____ Kaynak
Bir yaramı dile getirmek istiyorum müsade ederseniz. Genel
anlamda bizler malâyâni şeylerle çok meşgul oluyoruz. Özellikle sohbet ortamlarında
bir müslümandan beklenen tavrı sergileyemediğimiz kanaati hakim bende. Çok fuzuli
şeyler konuşuyoruz. Ne dünya ne de ukba işlerine yaramayan şeylerle vakit kaybediyoruz.
Evirip çevirip sözü sohbet-i canana bir türlü getiremiyoruz. Durduğumuz yerde,
bulunduğumuz konumda olması gereken duruşun, bulunmamız gereken konumun hakkını
veremeyişimiz bize kredi kaybettirir. Seviyesiz insan imajı uyarır karşı tarafta.
Din gibi ciddi bir meselenin temsilcilerine benzemiyor bu insanlar dedirtir
onlara. Sahabe misali başkaları inanmıyor diye neredeyse kendini ateşe atacak
bir hava yok diye düşündürür onları.
Ne olur, bir araya gelişlerimizde sohbetlerimiz hep sohbet-i
canan olsun. Yani, evirip çevirip sözu Allah’a ve Allah’ın Rasulüne bağlayalım.
Din-i İslam diyelim, fuzuliyatın bir damlasına bile müsaade etmeyelim. Unutmayalım,
ömrümüzün dakikaları sayılı. Boşuna harcamayalım onları. Sorarlar öbür tarafta
onun hesabını. Her nefeste bize rağmen, şuurumuzun taalluk etmemesine rağmen
iki dafa hayatımızı bağışlayan Allah’a şükredelim, hamd edelim.
Bütün bunları iğne veya çuvaldız gibi kabul edebilirsiniz
ama realiteyi de görmek lazım. Hakiki mü’min görüldüğü zaman Allah’ı hatırlatır
deniyor hadiste. Bunun manası onun her türlü tavır ve davranışında Allah okunur
demektir. Yani lafz-ı Celale yazıyordur onun dört bir yanında.
Öte yandan Allah celle celaluhû başkalarının hidayetine vesile
olmayı bizim bu noktadaki hassasiyetimize bağlamış olabilir. Dolayısıyla şayet
bu neticenin sebebi oysa, başka bir sebeple bu netice elde edilemez. Diyalektik
yapmakla, demagojide bulunmakla, Allah anlatılırken kendi büyüklüklerinden bahsetmekle
bu sonuca ulaşılamaz. Cerrahsanız, neşterle halledilecek problemi pansumanla
halledemezsiniz.
________
____ Veri İçeriği
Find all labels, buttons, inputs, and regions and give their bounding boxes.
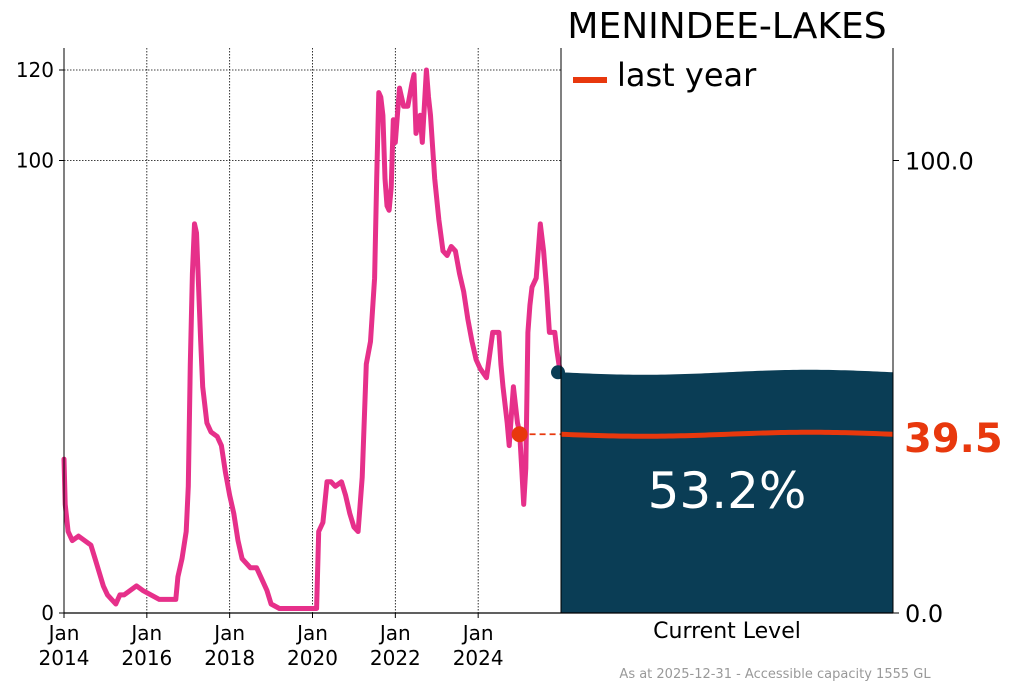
________
Yapılacaklar.
1. Kaynak metinde "Bir yaramı dile" ifadesiyle başlayıp "diye düşündürür onları." ifadesiyle biten bölümü, bu ifade de dahil olmak üzere, aynen kopyalayın.
2. Kaynak metinde anılan hadise göre hakiki mü'min görüldüğü zaman neyi hatırlatır?
Veriler, kaynak metinden bağımsız ayrı bir malzemedir.

Çözümler.
1.
Bir yaramı dile getirmek istiyorum müsade ederseniz. Genel
anlamda bizler malâyâni şeylerle çok meşgul oluyoruz. Özellikle sohbet ortamlarında
bir müslümandan beklenen tavrı sergileyemediğimiz kanaati hakim bende. Çok fuzuli
şeyler konuşuyoruz. Ne dünya ne de ukba işlerine yaramayan şeylerle vakit kaybediyoruz.
Evirip çevirip sözü sohbet-i canana bir türlü getiremiyoruz. Durduğumuz yerde,
bulunduğumuz konumda olması gereken duruşun, bulunmamız gereken konumun hakkını
veremeyişimiz bize kredi kaybettirir. Seviyesiz insan imajı uyarır karşı tarafta.
Din gibi ciddi bir meselenin temsilcilerine benzemiyor bu insanlar dedirtir
onlara. Sahabe misali başkaları inanmıyor diye neredeyse kendini ateşe atacak
bir hava yok diye düşündürür onları.

2. Hakiki mü'min görüldüğü zaman Allah'ı hatırlatır.